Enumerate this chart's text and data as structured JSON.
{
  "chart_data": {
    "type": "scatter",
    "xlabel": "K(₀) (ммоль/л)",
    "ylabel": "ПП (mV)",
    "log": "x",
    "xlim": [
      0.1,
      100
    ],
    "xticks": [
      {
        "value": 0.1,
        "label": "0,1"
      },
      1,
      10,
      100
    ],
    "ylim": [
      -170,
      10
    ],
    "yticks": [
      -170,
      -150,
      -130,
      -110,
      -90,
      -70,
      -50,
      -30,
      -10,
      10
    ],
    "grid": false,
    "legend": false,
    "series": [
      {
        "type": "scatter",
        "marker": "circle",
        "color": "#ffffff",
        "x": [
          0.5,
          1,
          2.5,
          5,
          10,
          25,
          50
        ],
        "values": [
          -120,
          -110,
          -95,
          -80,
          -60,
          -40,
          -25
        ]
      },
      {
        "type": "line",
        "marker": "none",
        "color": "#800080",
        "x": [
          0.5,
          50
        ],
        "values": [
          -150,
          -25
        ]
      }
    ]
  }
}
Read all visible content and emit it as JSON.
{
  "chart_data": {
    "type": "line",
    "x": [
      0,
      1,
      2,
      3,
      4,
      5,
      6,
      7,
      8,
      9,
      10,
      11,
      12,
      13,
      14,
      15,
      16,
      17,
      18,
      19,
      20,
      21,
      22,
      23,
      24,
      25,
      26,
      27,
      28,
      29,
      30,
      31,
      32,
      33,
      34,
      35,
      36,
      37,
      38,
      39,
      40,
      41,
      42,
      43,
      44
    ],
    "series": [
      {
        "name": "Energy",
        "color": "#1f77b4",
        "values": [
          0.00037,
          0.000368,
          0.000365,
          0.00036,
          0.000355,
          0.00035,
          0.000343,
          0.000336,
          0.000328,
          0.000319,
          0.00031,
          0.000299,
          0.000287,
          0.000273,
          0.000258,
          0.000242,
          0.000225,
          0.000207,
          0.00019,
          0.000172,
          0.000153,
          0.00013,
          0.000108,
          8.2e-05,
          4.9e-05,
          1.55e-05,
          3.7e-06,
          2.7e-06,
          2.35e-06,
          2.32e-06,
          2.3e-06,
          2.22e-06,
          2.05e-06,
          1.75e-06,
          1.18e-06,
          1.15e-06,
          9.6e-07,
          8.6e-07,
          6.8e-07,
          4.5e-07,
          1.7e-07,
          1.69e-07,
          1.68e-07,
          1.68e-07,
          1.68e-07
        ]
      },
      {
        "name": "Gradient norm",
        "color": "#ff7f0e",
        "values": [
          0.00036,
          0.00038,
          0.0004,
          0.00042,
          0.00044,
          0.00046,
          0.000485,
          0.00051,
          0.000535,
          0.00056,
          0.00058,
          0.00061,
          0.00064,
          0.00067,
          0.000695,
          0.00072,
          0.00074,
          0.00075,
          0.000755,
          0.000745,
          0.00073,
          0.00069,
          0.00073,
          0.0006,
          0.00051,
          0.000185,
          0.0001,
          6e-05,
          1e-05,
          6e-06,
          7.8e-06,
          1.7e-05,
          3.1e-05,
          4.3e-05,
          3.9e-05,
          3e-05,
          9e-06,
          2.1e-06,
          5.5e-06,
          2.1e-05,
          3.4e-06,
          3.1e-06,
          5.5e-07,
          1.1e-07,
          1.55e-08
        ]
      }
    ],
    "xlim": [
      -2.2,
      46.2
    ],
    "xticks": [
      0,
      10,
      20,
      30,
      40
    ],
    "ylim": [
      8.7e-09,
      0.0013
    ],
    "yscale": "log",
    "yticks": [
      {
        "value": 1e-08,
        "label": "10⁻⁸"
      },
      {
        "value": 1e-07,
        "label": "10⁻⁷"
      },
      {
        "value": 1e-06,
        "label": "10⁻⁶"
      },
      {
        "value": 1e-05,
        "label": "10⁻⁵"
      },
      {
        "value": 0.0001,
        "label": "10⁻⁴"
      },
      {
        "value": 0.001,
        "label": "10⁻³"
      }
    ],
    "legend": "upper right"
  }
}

---------------

§ **WHAT TO PRODUCE**
Your answer should be one number: how many lines in the material above contain the string "color".

§ **EXERCISE RESULT**
4